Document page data
-.-.-
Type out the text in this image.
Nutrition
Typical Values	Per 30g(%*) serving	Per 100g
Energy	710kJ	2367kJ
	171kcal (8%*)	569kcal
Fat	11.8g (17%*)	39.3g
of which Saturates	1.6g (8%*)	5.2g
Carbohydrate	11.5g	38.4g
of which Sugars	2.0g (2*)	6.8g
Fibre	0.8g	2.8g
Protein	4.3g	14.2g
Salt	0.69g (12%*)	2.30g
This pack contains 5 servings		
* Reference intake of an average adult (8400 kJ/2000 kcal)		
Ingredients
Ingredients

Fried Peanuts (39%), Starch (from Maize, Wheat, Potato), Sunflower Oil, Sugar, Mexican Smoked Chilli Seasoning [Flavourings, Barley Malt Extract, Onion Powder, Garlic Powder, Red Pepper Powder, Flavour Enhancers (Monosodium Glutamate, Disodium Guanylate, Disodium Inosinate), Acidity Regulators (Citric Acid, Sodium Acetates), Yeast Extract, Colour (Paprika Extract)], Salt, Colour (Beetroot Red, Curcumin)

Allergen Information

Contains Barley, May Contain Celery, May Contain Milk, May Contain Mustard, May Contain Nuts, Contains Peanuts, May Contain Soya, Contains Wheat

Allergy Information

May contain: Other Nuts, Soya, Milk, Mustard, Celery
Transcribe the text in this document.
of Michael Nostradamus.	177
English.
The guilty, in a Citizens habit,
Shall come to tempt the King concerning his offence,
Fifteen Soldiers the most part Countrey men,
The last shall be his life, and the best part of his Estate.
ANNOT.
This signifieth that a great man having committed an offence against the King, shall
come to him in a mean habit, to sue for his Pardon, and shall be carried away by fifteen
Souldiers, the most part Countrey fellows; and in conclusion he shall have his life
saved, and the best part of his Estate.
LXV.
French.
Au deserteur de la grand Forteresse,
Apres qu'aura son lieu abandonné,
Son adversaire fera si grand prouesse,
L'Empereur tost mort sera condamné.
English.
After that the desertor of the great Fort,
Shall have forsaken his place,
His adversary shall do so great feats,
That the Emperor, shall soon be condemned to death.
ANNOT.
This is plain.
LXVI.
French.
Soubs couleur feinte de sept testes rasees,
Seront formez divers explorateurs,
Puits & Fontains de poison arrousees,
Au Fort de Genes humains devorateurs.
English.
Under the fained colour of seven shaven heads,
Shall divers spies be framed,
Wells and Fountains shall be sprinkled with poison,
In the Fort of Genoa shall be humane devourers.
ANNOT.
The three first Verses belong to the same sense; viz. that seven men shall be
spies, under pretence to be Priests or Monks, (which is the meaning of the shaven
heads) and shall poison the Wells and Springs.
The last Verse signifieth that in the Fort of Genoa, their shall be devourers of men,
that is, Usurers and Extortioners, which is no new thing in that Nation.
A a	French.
-.-.-
An exact copy of the data is needed.

Type out the text in this image.
Nutrition
Typical Values	Per 30g(%*) serving	Per 100g
Energy	710kJ	2367kJ
	171kcal (8%*)	569kcal
Fat	11.8g (17%*)	39.3g
of which Saturates	1.6g (8%*)	5.2g
Carbohydrate	11.5g	38.4g
of which Sugars	2.0g (2*)	6.8g
Fibre	0.8g	2.8g
Protein	4.3g	14.2g
Salt	0.69g (12%*)	2.30g
This pack contains 5 servings		
* Reference intake of an average adult (8400 kJ/2000 kcal)		
Ingredients
Ingredients

Fried Peanuts (39%), Starch (from Maize, Wheat, Potato), Sunflower Oil, Sugar, Mexican Smoked Chilli Seasoning [Flavourings, Barley Malt Extract, Onion Powder, Garlic Powder, Red Pepper Powder, Flavour Enhancers (Monosodium Glutamate, Disodium Guanylate, Disodium Inosinate), Acidity Regulators (Citric Acid, Sodium Acetates), Yeast Extract, Colour (Paprika Extract)], Salt, Colour (Beetroot Red, Curcumin)

Allergen Information

Contains Barley, May Contain Celery, May Contain Milk, May Contain Mustard, May Contain Nuts, Contains Peanuts, May Contain Soya, Contains Wheat

Allergy Information

May contain: Other Nuts, Soya, Milk, Mustard, Celery
Transcribe the text in this document.
of Michael Nostradamus.	177
English.
The guilty, in a Citizens habit,
Shall come to tempt the King concerning his offence,
Fifteen Soldiers the most part Countrey men,
The last shall be his life, and the best part of his Estate.
ANNOT.
This signifieth that a great man having committed an offence against the King, shall
come to him in a mean habit, to sue for his Pardon, and shall be carried away by fifteen
Souldiers, the most part Countrey fellows; and in conclusion he shall have his life
saved, and the best part of his Estate.
LXV.
French.
Au deserteur de la grand Forteresse,
Apres qu'aura son lieu abandonné,
Son adversaire fera si grand prouesse,
L'Empereur tost mort sera condamné.
English.
After that the desertor of the great Fort,
Shall have forsaken his place,
His adversary shall do so great feats,
That the Emperor, shall soon be condemned to death.
ANNOT.
This is plain.
LXVI.
French.
Soubs couleur feinte de sept testes rasees,
Seront formez divers explorateurs,
Puits & Fontains de poison arrousees,
Au Fort de Genes humains devorateurs.
English.
Under the fained colour of seven shaven heads,
Shall divers spies be framed,
Wells and Fountains shall be sprinkled with poison,
In the Fort of Genoa shall be humane devourers.
ANNOT.
The three first Verses belong to the same sense; viz. that seven men shall be
spies, under pretence to be Priests or Monks, (which is the meaning of the shaven
heads) and shall poison the Wells and Springs.
The last Verse signifieth that in the Fort of Genoa, their shall be devourers of men,
that is, Usurers and Extortioners, which is no new thing in that Nation.
A a	French.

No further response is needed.